**Records for this exercise**:
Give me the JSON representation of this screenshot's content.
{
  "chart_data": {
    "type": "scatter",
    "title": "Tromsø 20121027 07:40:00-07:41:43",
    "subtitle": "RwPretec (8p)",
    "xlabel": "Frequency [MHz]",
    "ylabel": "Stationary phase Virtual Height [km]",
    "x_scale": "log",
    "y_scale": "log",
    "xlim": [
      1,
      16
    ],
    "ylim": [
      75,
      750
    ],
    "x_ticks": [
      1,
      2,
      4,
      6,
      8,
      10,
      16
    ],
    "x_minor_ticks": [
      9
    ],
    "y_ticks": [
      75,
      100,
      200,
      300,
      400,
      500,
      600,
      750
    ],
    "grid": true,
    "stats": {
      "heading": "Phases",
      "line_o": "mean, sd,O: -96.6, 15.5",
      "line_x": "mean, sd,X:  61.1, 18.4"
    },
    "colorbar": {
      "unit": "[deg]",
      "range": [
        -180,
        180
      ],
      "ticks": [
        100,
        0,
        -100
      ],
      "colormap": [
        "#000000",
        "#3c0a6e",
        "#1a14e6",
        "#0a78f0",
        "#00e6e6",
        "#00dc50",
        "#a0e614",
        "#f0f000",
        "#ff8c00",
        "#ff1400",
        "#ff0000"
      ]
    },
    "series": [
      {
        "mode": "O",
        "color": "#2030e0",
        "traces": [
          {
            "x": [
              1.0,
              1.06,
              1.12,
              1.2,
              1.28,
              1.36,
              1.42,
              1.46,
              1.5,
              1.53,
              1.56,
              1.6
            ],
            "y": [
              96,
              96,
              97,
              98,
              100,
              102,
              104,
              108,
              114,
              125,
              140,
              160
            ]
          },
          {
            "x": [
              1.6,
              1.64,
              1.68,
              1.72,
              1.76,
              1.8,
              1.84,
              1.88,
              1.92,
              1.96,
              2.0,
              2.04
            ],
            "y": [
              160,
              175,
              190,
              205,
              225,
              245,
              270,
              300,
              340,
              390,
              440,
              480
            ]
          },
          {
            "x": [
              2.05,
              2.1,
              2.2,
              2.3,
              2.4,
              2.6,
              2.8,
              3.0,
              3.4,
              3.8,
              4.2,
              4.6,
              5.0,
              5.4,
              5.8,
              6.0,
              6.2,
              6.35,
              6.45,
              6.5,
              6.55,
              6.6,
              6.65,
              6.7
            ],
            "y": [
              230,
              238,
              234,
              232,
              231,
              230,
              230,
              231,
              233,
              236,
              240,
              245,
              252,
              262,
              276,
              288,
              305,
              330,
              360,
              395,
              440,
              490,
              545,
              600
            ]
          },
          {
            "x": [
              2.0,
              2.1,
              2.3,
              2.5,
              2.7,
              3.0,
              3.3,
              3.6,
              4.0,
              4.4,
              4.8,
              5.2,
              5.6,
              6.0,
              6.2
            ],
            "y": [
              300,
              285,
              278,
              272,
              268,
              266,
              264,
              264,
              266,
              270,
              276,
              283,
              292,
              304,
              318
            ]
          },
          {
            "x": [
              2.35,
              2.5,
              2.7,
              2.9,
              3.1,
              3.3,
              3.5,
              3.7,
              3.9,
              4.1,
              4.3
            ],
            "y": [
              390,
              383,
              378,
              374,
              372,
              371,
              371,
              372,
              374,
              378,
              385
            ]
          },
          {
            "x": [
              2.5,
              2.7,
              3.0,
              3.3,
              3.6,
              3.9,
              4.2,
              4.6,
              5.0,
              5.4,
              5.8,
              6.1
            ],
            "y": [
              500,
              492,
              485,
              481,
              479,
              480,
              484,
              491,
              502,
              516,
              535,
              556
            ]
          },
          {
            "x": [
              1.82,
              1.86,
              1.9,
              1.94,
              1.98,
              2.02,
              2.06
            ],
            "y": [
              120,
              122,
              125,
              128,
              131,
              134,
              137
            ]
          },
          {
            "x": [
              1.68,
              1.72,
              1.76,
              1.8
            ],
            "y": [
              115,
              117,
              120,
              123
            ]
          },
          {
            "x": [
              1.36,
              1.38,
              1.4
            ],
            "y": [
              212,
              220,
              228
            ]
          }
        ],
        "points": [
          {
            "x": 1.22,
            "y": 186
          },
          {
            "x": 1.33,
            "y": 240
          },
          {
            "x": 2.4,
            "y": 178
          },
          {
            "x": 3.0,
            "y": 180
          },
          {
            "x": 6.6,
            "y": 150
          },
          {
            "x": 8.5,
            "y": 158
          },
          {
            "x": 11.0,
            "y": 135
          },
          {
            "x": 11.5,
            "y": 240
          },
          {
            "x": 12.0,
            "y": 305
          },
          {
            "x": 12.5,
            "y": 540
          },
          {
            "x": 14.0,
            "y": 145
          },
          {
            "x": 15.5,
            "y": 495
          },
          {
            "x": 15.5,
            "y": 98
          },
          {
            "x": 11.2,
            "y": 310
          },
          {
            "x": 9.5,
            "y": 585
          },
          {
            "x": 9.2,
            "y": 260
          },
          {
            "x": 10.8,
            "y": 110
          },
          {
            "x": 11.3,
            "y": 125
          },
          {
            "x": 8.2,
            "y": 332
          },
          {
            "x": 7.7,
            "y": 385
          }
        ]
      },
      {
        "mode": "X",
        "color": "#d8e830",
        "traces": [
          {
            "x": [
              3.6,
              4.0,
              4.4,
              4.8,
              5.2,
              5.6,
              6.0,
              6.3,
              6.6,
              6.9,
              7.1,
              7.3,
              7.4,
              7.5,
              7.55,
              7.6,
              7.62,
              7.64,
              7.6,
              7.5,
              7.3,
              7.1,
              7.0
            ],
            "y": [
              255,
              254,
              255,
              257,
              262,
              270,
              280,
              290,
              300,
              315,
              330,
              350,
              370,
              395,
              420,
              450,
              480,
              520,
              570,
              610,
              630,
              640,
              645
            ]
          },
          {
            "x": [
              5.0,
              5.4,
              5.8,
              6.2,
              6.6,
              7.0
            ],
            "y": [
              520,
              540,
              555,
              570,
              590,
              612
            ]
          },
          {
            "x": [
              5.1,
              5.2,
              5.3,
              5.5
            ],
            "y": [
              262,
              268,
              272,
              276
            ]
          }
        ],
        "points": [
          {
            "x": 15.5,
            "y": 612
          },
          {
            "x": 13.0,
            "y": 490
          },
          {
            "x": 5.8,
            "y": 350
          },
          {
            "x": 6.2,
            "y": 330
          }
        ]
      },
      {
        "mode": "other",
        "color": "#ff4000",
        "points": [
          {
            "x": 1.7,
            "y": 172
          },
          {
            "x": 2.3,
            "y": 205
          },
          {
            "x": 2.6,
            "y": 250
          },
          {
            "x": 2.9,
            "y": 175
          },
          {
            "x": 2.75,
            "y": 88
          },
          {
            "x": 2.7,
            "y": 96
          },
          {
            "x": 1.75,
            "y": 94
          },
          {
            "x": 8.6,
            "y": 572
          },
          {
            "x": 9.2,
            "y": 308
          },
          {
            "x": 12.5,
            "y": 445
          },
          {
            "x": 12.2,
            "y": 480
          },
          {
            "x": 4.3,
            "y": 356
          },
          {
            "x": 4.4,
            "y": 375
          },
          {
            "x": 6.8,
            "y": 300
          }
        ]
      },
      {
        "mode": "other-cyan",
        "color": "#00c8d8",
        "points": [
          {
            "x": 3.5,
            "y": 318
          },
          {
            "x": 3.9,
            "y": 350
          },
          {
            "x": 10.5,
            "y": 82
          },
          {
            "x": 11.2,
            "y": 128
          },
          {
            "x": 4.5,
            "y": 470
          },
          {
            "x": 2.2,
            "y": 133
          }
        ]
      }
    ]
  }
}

**Instructions to follow**: Every line above that contains the word "mean" should be reported.

**Task response**:
      "line_o": "mean, sd,O: -96.6, 15.5",
      "line_x": "mean, sd,X:  61.1, 18.4"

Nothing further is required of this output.